Check each line of the entries below for the string "before"; copy every line where it appears.

[START Records for processing]

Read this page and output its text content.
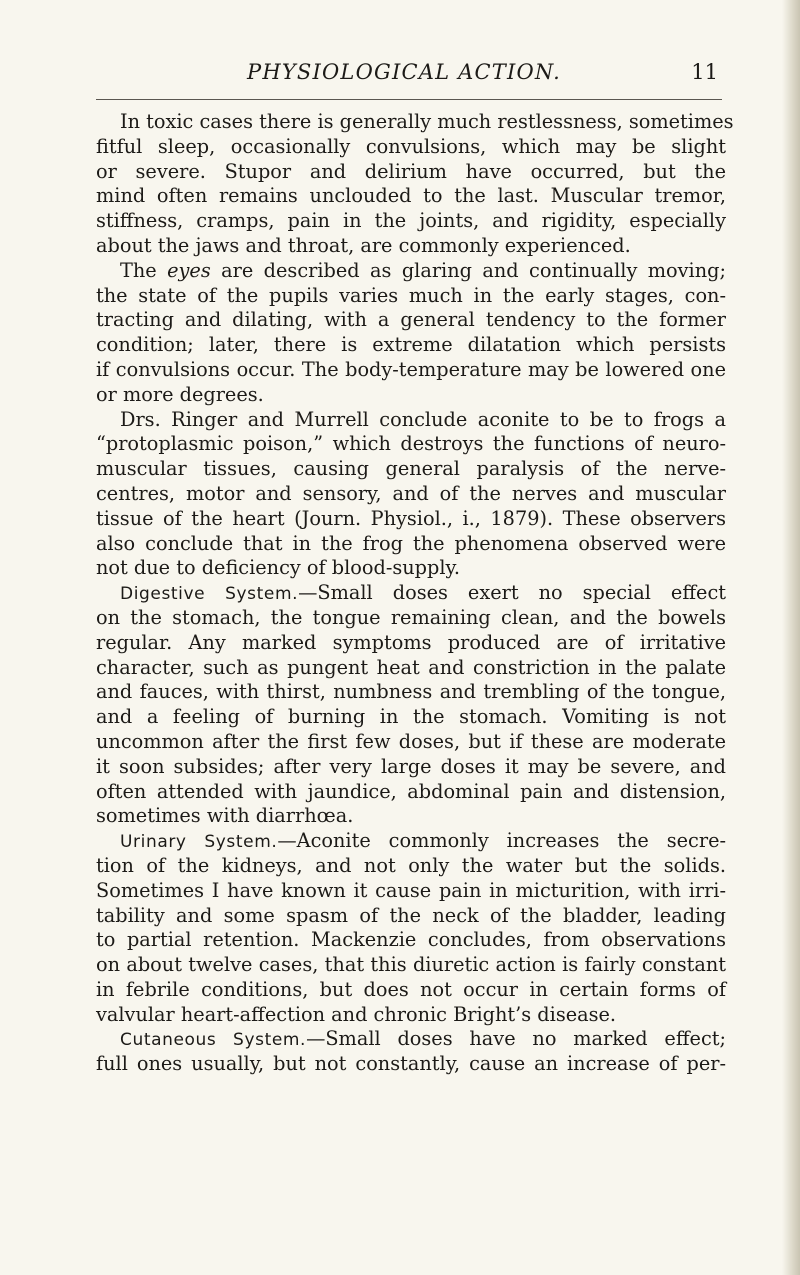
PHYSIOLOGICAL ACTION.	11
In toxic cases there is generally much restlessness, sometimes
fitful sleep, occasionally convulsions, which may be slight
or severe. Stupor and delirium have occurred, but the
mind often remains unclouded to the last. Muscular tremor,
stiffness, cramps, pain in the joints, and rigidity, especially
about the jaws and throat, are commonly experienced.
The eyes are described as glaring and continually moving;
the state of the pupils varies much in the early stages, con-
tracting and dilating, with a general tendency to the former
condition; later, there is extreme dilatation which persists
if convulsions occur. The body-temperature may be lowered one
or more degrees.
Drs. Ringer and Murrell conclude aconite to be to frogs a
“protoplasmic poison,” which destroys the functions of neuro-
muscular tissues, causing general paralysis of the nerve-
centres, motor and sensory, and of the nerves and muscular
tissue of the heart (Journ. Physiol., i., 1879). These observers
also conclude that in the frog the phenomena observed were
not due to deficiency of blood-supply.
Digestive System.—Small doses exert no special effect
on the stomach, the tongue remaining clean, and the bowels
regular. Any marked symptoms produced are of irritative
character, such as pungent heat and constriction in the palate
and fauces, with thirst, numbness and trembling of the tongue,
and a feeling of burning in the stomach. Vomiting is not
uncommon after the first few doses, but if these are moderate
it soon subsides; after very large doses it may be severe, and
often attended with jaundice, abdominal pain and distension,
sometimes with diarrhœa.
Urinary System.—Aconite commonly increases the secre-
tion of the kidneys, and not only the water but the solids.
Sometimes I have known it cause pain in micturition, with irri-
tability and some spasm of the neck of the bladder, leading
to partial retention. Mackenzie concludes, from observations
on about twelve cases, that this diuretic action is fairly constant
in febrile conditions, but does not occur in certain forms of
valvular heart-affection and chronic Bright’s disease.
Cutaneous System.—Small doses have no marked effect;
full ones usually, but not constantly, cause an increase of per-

[END Records for processing]
[START Records for processing]

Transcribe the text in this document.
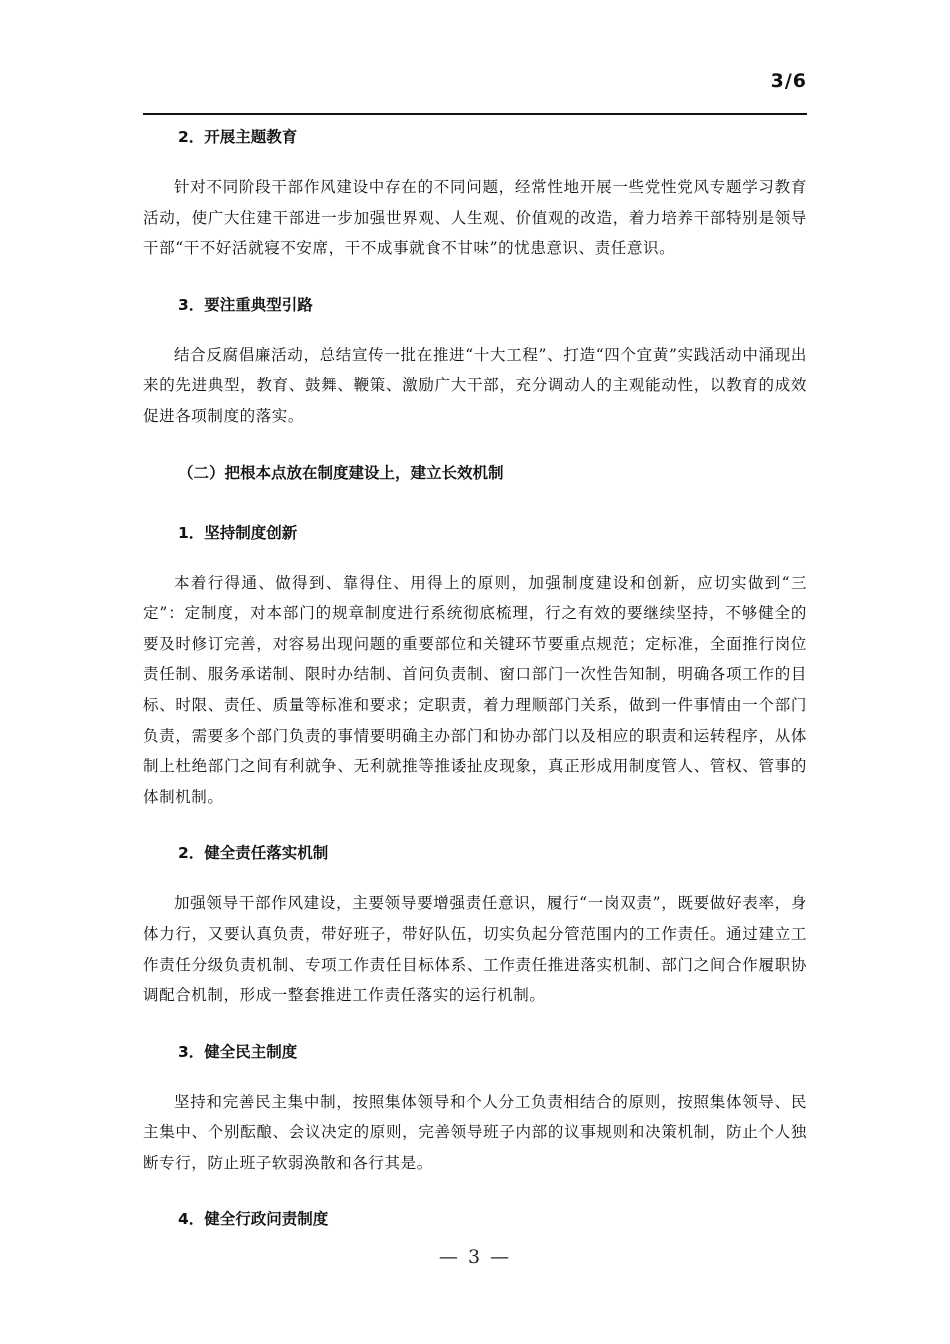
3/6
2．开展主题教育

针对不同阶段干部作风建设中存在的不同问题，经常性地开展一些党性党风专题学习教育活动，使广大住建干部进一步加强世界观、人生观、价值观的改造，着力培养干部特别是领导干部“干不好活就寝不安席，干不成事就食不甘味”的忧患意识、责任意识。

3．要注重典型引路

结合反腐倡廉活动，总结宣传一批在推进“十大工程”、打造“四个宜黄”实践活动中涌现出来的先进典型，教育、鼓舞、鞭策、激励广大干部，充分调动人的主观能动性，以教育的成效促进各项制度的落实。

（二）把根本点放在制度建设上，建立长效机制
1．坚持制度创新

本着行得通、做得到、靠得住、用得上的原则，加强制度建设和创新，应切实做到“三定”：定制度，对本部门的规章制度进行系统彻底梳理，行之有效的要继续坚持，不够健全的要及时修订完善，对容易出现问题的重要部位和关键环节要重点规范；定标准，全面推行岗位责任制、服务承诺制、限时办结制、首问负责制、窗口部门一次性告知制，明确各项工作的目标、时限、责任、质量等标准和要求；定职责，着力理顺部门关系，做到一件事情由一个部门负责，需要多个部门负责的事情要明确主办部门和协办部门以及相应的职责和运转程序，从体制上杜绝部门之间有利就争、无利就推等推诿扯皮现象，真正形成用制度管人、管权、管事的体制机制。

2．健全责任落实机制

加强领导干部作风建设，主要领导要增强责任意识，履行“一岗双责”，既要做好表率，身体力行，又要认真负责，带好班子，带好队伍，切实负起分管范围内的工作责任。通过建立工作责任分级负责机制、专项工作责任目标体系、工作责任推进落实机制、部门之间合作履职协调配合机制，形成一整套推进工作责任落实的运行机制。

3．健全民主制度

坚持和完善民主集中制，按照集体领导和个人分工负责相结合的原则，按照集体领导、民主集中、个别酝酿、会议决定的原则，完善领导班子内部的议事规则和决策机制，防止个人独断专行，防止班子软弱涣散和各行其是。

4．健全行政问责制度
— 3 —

[END Records for processing]
[START Records for processing]

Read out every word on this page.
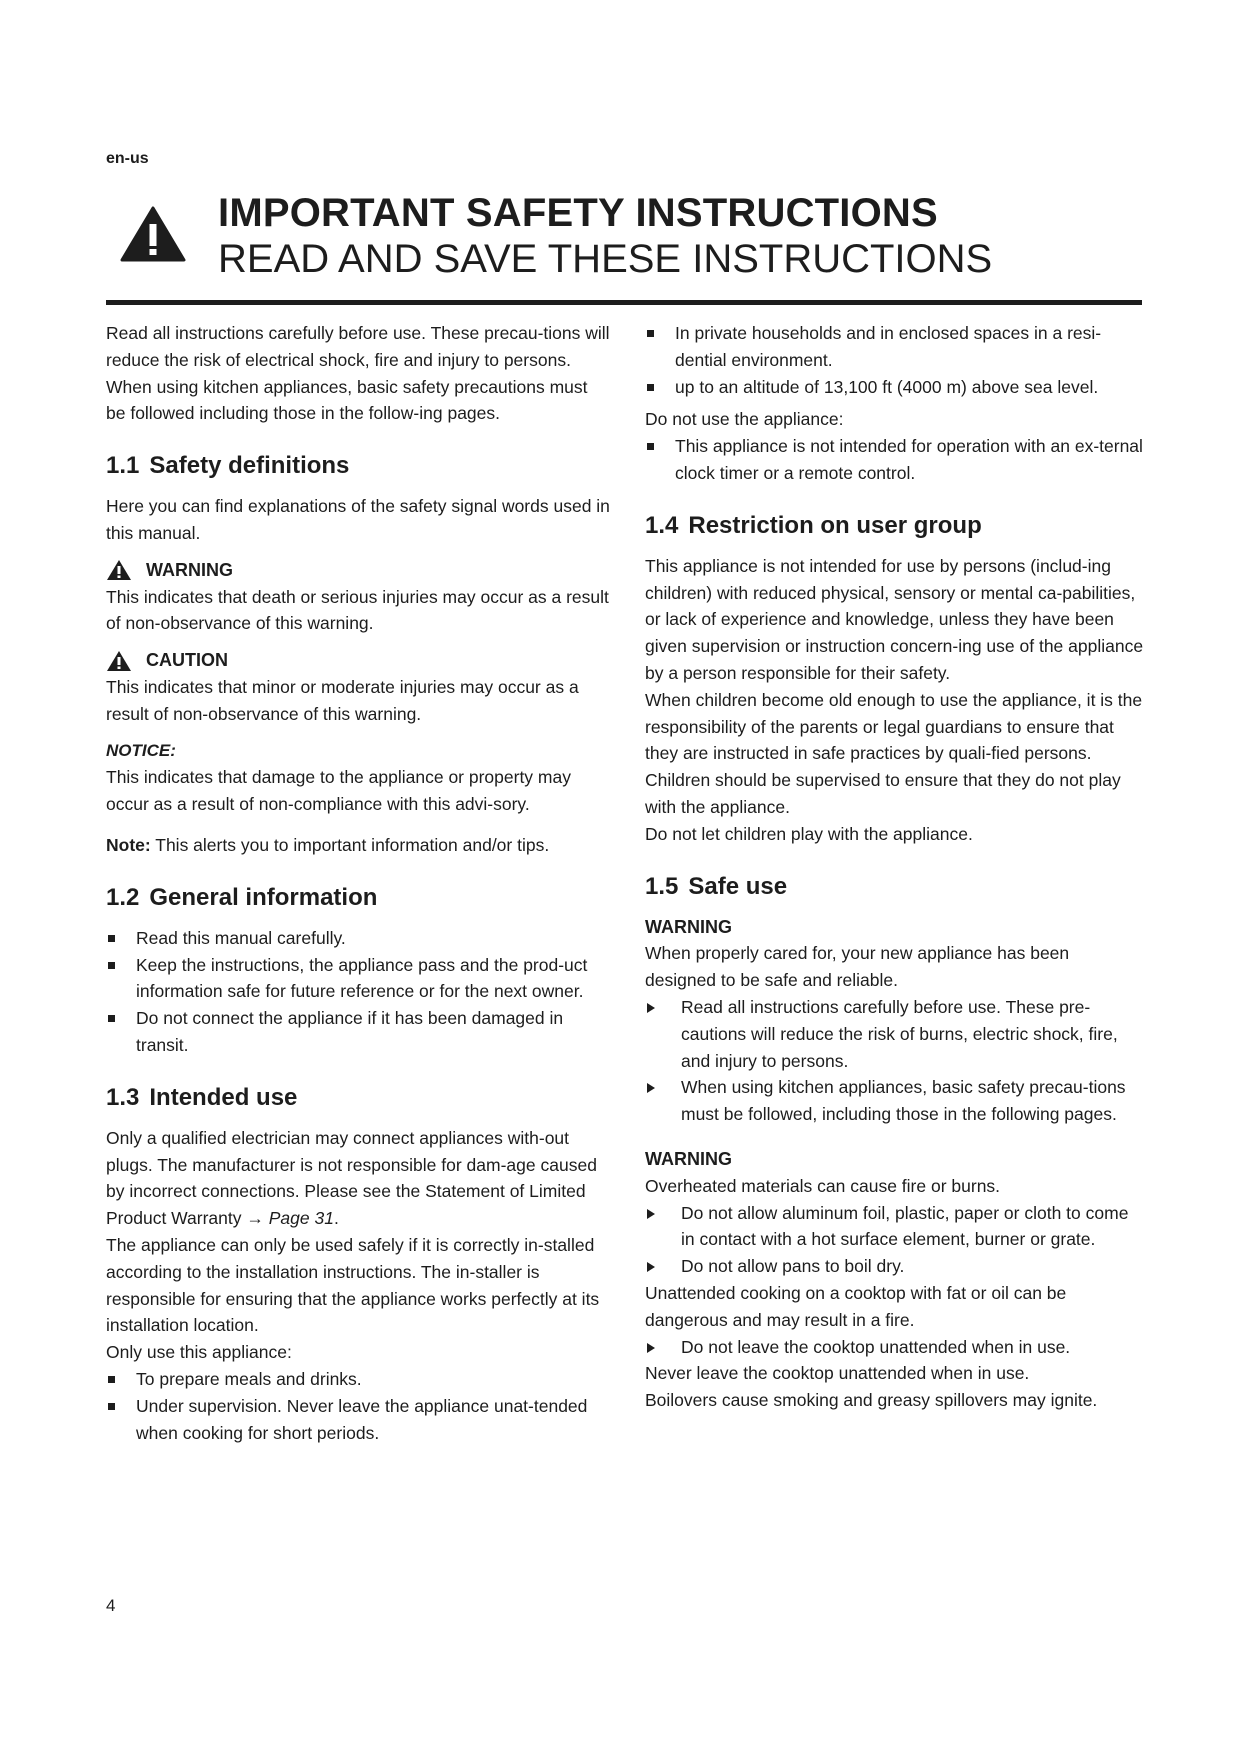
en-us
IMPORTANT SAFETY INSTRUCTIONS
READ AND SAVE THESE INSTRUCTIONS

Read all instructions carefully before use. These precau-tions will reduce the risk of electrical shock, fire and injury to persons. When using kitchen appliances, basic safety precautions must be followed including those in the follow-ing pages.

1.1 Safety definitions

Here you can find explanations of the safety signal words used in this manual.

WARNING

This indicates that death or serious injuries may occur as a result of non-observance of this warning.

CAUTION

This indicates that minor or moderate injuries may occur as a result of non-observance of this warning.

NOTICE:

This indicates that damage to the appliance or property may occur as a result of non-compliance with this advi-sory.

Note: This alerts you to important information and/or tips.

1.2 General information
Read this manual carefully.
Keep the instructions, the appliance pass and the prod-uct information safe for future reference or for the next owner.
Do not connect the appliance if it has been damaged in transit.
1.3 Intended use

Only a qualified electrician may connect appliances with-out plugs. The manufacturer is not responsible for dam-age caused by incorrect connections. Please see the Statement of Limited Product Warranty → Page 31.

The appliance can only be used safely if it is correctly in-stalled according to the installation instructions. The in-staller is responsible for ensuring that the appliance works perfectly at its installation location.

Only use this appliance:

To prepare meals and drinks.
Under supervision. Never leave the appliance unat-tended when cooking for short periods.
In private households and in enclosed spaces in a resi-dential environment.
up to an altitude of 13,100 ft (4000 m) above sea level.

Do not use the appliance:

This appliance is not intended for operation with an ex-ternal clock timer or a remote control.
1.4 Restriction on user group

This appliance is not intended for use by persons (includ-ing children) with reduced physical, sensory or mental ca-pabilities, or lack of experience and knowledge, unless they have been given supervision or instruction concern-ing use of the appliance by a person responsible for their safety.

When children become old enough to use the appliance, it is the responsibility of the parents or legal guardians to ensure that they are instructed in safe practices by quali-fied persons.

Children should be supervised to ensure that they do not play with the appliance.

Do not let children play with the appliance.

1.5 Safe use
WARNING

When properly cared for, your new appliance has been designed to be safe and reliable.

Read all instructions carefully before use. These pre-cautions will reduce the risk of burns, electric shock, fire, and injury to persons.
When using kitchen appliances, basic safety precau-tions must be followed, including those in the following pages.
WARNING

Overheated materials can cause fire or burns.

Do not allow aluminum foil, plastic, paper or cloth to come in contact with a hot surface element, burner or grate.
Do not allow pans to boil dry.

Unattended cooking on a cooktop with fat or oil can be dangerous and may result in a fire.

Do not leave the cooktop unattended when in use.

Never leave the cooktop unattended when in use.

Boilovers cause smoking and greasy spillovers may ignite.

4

[END Records for processing]

*Answer to the task:*
Read all instructions carefully before use. These precau-tions will reduce the risk of electrical shock, fire and injury to persons. When using kitchen appliances, basic safety precautions must be followed including those in the follow-ing pages.
Read all instructions carefully before use. These pre-cautions will reduce the risk of burns, electric shock, fire, and injury to persons.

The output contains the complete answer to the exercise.